REQUEST
In the material below, find every line with "cosecha" and pull it out.

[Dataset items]
____________________

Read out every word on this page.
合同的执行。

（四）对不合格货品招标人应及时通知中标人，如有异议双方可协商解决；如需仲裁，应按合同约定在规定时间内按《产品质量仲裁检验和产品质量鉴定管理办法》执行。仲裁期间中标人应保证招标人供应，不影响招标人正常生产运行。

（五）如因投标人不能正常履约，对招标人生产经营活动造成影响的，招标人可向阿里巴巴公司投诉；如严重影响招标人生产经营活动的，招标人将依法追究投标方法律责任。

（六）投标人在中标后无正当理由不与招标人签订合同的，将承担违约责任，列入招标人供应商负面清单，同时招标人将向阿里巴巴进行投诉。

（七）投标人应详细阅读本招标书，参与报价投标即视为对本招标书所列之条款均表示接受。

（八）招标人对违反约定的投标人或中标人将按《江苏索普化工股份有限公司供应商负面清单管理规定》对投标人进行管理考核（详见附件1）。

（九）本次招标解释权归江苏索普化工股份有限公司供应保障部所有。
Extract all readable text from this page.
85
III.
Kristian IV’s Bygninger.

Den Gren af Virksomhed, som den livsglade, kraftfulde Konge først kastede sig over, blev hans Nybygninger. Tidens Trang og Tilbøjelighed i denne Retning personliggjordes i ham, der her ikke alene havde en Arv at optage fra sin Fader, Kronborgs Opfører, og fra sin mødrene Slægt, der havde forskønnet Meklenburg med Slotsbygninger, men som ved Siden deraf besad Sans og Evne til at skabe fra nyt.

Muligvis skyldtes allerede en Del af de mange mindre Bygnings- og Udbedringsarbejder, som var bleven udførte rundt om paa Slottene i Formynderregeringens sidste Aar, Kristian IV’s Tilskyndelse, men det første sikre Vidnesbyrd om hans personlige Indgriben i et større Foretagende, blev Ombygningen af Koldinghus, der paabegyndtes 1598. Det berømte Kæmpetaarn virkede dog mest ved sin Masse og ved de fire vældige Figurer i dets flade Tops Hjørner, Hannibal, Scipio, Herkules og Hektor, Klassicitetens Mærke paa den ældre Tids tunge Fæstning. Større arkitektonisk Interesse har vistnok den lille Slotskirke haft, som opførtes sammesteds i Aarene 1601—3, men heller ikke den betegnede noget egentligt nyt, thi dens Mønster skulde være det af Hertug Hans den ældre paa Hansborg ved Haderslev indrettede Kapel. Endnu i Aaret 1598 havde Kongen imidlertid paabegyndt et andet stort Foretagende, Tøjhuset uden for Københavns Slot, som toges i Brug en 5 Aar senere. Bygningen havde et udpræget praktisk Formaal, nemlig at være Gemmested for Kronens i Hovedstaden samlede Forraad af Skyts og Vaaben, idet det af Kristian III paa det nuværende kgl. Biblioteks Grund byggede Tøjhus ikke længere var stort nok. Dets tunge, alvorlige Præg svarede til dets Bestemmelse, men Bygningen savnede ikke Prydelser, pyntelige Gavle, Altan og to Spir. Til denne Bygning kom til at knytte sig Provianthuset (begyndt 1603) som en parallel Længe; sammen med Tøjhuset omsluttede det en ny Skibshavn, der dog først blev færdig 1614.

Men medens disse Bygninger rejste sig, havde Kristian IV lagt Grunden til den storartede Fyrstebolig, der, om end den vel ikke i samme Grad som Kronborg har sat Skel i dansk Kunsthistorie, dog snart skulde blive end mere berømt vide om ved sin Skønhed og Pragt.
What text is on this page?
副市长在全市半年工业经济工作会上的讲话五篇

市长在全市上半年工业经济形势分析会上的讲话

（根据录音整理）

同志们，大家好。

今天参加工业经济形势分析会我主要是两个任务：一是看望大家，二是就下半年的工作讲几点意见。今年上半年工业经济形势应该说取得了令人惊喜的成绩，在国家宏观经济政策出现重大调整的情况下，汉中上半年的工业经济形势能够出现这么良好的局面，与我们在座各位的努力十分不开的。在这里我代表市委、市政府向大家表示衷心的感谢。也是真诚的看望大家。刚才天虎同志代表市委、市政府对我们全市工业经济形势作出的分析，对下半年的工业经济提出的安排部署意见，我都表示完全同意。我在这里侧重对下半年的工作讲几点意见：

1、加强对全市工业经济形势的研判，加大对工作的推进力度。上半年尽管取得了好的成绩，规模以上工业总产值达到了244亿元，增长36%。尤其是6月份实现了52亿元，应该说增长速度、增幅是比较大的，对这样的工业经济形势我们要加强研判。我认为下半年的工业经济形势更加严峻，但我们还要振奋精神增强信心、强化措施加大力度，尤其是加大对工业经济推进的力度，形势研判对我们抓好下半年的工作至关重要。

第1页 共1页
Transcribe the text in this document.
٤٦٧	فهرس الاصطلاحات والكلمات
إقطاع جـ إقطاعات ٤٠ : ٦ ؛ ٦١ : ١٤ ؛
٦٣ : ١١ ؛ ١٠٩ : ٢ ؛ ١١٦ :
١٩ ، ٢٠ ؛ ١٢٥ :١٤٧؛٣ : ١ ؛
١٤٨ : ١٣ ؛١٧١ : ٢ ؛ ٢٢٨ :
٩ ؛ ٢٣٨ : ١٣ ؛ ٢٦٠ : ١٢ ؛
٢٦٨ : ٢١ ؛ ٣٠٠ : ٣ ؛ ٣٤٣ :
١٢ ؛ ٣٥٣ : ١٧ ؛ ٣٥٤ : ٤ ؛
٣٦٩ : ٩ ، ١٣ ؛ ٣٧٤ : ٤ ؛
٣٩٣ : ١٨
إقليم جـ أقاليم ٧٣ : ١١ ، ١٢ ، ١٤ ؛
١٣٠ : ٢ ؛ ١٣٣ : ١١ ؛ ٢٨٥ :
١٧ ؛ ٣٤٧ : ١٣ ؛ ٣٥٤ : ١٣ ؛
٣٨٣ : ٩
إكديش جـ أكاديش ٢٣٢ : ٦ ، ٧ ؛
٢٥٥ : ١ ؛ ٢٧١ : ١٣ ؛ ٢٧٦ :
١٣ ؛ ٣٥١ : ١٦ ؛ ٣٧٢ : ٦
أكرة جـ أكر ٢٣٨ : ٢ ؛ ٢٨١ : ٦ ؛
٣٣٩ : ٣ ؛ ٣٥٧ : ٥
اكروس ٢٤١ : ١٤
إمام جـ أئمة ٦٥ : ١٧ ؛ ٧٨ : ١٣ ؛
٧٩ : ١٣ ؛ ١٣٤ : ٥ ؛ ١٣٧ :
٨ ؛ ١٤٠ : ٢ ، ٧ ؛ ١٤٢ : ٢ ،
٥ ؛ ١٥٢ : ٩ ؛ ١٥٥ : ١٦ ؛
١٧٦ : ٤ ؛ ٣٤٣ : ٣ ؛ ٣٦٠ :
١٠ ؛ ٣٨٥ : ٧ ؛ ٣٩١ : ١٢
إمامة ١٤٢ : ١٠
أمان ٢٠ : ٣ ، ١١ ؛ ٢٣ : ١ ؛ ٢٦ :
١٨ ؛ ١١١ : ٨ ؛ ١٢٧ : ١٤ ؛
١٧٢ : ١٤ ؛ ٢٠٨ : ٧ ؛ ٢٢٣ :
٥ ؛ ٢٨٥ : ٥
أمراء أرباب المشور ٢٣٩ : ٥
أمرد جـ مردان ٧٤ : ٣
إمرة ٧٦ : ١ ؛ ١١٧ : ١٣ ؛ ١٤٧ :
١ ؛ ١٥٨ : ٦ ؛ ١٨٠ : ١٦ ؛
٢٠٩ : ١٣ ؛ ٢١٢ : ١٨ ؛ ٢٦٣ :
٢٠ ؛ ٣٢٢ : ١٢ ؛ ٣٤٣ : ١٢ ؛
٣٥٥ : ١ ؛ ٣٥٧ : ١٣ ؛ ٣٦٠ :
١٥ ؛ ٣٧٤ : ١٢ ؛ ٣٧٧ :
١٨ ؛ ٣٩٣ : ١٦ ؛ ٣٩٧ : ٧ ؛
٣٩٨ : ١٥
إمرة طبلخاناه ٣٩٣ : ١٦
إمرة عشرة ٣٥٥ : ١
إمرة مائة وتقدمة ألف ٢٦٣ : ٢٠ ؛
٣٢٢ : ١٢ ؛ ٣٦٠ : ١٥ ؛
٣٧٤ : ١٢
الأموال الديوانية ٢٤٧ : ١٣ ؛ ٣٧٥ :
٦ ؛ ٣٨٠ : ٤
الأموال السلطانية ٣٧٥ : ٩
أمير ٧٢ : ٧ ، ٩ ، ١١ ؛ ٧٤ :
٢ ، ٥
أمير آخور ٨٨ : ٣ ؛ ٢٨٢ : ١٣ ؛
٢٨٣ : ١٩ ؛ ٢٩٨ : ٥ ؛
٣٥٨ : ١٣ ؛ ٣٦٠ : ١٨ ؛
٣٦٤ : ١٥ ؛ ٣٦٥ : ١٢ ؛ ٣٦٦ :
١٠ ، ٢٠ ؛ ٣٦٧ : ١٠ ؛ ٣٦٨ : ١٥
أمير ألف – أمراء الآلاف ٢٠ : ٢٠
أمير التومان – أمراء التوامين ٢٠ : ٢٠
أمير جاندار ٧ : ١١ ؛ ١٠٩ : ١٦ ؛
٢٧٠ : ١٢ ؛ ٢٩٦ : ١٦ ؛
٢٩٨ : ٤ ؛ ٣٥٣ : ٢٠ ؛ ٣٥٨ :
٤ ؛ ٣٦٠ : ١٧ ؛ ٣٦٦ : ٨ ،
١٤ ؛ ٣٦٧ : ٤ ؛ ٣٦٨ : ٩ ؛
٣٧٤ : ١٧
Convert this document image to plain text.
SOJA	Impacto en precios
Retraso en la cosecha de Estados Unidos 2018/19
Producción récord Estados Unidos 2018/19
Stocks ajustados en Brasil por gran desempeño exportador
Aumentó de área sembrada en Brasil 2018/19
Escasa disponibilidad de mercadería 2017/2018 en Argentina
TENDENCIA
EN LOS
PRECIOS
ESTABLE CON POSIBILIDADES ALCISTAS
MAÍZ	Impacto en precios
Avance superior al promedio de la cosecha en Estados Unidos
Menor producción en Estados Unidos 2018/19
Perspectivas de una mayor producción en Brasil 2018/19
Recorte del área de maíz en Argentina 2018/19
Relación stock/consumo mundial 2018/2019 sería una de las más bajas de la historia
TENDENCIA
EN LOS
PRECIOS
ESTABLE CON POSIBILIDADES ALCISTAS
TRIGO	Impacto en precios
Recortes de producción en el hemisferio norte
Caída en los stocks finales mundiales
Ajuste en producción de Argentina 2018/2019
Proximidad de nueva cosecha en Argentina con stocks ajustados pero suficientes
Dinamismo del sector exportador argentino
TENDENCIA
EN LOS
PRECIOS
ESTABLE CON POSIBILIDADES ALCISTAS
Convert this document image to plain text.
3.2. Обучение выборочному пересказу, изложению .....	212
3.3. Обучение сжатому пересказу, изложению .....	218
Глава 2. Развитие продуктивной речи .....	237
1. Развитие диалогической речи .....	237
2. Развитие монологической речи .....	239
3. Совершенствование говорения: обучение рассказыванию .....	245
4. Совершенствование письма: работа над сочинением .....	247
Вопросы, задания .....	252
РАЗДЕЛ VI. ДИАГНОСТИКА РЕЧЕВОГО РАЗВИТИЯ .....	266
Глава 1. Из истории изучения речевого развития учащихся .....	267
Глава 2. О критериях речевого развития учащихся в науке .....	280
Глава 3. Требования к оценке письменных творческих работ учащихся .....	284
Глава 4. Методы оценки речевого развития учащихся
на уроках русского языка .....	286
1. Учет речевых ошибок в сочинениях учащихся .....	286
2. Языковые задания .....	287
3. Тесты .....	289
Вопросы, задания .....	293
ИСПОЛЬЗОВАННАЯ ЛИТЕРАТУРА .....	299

____________________

FULL ANSWER
Retraso en la cosecha de Estados Unidos 2018/19
Avance superior al promedio de la cosecha en Estados Unidos
Proximidad de nueva cosecha en Argentina con stocks ajustados pero suficientes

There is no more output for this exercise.